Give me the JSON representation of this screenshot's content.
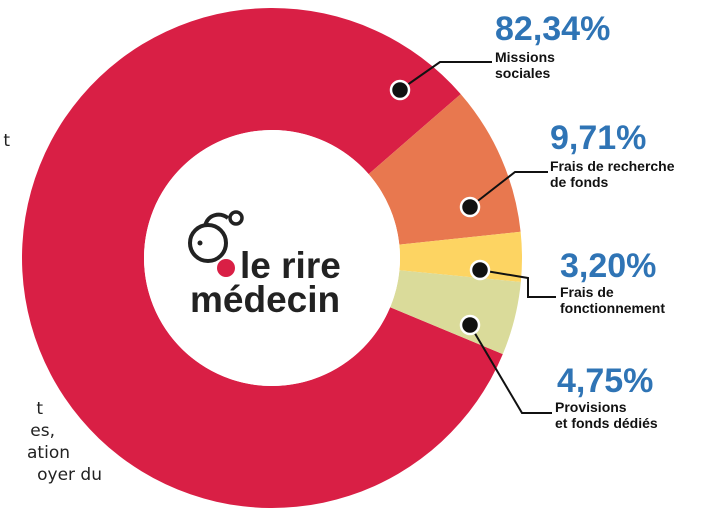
{
  "chart_data": {
    "type": "donut",
    "categories": [
      [
        "Missions",
        "sociales"
      ],
      [
        "Frais de recherche",
        "de fonds"
      ],
      [
        "Frais de",
        "fonctionnement"
      ],
      [
        "Provisions",
        "et fonds dédiés"
      ]
    ],
    "values": [
      82.34,
      9.71,
      3.2,
      4.75
    ],
    "value_labels": [
      "82,34%",
      "9,71%",
      "3,20%",
      "4,75%"
    ],
    "colors": [
      "#d91f45",
      "#e8784f",
      "#fdd462",
      "#dadb9a"
    ]
  },
  "logo": [
    "le rire",
    "médecin"
  ],
  "side_text": [
    "t",
    "t",
    "es,",
    "ation",
    "oyer du"
  ]
}
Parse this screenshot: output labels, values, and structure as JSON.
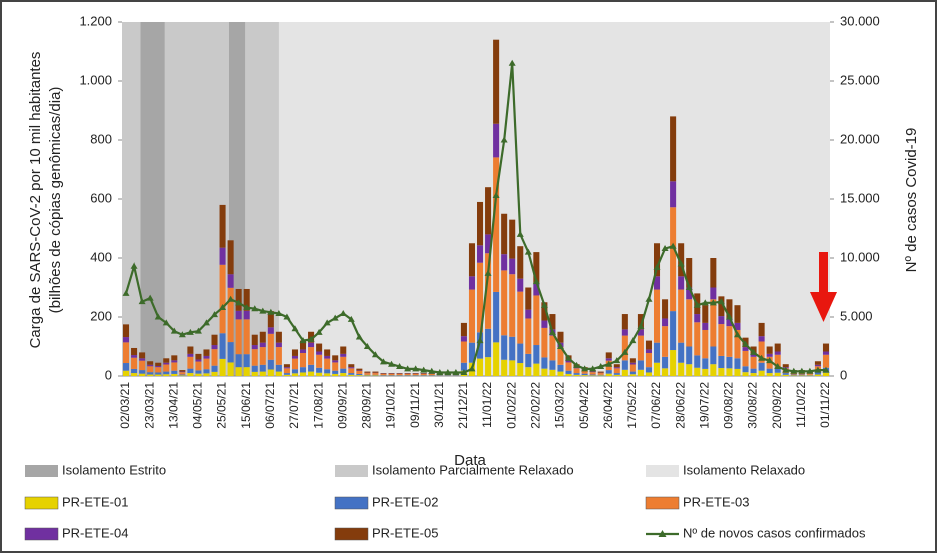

--------------------------------

What the exercise asks: Leave the pictures out and copy the rest of the data exactly.

Output:
Give me the JSON representation of this screenshot's content.
{
  "chart_data": {
    "type": "donut",
    "categories": [
      [
        "Missions",
        "sociales"
      ],
      [
        "Frais de recherche",
        "de fonds"
      ],
      [
        "Frais de",
        "fonctionnement"
      ],
      [
        "Provisions",
        "et fonds dédiés"
      ]
    ],
    "values": [
      82.34,
      9.71,
      3.2,
      4.75
    ],
    "value_labels": [
      "82,34%",
      "9,71%",
      "3,20%",
      "4,75%"
    ],
    "colors": [
      "#d91f45",
      "#e8784f",
      "#fdd462",
      "#dadb9a"
    ]
  },
  "logo": [
    "le rire",
    "médecin"
  ],
  "side_text": [
    "t",
    "t",
    "es,",
    "ation",
    "oyer du"
  ]
}
Parse this screenshot: output labels, values, and structure as JSON.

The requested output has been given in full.